Exercise task:
Work out the number of lines containing "date". Answer with nothing but that number.

Material to process:

# # # # #

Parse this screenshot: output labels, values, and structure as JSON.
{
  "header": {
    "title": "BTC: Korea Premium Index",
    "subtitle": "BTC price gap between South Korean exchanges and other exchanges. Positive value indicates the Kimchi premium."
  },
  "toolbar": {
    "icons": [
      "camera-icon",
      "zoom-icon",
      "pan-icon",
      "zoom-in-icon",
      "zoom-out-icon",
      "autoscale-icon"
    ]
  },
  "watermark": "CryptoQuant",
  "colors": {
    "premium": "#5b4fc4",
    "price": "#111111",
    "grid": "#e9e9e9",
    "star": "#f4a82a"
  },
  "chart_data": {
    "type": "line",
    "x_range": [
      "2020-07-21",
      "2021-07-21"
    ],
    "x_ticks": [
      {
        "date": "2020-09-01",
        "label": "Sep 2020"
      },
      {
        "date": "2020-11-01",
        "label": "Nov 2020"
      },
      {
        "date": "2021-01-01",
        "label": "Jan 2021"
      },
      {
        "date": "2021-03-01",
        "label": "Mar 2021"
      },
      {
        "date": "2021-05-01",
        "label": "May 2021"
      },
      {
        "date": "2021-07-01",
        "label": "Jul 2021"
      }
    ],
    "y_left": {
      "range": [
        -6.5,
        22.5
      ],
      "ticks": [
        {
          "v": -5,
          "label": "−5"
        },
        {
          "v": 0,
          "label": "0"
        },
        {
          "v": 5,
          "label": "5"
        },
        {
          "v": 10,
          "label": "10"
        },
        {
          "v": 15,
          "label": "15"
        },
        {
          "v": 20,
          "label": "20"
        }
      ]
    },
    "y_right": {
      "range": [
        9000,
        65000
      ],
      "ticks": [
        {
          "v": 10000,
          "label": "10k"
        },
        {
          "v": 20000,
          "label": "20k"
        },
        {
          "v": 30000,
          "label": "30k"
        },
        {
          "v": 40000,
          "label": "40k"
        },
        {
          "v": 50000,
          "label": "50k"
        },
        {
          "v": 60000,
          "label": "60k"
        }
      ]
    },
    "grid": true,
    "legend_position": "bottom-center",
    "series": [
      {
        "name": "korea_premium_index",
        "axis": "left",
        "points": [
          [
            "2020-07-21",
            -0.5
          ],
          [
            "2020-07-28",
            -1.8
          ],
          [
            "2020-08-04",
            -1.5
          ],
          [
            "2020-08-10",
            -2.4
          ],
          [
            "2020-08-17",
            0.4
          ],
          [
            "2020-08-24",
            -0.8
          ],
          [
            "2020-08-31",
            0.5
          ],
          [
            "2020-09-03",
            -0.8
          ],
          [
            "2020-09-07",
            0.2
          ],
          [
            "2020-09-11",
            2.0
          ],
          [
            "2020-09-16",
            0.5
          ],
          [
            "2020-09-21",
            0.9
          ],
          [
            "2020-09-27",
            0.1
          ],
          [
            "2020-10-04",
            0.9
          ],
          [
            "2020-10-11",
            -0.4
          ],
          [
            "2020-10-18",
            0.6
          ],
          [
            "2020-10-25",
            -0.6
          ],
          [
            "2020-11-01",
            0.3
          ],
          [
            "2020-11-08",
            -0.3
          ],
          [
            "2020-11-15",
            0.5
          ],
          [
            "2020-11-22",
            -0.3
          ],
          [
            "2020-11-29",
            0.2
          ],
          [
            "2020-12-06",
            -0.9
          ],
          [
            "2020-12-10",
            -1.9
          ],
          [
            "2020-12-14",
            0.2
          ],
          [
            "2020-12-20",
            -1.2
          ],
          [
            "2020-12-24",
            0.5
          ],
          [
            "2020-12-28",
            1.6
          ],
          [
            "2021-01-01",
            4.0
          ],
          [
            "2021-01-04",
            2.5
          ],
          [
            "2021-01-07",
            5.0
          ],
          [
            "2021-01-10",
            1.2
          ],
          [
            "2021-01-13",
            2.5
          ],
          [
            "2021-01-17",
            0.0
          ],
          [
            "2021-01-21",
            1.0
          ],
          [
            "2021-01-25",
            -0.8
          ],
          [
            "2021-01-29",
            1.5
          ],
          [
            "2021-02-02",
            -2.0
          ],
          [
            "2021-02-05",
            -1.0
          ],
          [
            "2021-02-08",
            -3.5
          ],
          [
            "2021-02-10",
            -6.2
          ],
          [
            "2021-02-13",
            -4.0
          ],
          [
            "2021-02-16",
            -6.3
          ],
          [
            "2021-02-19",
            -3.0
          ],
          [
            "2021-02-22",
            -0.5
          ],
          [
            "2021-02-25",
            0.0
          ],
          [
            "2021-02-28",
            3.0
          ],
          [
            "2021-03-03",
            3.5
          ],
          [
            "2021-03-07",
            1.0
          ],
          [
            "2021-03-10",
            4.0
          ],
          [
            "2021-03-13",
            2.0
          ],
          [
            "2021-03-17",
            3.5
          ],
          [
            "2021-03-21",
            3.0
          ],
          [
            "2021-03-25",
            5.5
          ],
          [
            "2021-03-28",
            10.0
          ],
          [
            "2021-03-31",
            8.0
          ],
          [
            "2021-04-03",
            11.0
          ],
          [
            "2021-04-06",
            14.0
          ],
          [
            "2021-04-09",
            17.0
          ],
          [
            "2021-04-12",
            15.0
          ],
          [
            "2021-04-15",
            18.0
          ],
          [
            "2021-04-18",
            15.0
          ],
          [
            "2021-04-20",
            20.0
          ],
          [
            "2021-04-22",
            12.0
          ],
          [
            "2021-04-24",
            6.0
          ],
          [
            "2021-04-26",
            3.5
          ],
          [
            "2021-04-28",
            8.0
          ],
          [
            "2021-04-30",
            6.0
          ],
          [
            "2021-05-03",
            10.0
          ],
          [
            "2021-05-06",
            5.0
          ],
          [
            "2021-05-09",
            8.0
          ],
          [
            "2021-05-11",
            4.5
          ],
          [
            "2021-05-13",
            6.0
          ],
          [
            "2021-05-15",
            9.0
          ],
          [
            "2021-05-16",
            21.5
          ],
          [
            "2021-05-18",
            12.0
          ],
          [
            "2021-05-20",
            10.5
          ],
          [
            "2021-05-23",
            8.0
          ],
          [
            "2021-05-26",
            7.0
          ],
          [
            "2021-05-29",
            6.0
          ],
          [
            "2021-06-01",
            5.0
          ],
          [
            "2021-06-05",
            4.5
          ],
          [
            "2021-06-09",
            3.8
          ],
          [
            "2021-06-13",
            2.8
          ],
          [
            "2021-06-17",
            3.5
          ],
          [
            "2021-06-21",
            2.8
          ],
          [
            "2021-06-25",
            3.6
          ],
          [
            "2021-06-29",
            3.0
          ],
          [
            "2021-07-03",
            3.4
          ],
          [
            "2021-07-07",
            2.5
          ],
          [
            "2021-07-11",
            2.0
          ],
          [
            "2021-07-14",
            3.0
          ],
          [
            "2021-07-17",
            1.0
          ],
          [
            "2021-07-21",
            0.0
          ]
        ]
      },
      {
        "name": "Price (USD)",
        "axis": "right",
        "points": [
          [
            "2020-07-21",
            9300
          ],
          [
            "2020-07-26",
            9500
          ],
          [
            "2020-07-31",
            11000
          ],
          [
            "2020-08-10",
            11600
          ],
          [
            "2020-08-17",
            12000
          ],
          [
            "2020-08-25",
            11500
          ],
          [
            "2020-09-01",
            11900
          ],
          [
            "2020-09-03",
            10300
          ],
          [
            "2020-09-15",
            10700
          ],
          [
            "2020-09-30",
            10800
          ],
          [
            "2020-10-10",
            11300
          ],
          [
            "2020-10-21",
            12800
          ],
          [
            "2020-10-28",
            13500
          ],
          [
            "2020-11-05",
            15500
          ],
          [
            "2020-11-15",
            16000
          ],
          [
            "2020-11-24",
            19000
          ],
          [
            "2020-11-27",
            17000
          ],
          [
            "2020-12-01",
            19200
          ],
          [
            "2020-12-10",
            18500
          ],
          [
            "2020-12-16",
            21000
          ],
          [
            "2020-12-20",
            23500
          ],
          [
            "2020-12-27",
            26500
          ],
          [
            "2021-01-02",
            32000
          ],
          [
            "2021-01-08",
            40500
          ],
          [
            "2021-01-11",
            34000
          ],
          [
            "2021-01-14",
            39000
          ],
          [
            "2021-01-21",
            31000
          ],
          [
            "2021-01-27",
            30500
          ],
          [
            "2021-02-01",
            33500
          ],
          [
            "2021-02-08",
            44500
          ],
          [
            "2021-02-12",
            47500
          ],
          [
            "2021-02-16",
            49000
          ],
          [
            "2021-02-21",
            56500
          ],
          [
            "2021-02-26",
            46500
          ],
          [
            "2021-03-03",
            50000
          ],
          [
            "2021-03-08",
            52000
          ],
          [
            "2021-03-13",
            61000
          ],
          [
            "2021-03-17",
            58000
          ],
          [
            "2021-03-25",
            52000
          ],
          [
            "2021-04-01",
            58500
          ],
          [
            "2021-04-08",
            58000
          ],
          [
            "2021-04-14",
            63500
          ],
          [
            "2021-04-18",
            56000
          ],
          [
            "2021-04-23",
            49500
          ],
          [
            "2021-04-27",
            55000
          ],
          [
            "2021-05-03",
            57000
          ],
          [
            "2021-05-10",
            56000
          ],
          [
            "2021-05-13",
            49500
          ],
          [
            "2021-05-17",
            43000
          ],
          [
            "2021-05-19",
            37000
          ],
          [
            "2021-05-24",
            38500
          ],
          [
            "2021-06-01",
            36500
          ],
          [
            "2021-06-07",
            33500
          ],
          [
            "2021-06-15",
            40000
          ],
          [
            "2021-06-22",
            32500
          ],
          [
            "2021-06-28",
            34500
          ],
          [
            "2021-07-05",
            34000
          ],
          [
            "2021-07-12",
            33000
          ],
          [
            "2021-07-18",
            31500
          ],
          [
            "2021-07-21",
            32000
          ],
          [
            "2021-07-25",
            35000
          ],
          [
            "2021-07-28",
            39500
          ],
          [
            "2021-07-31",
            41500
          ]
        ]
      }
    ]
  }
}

# # # # #

Completed task:
6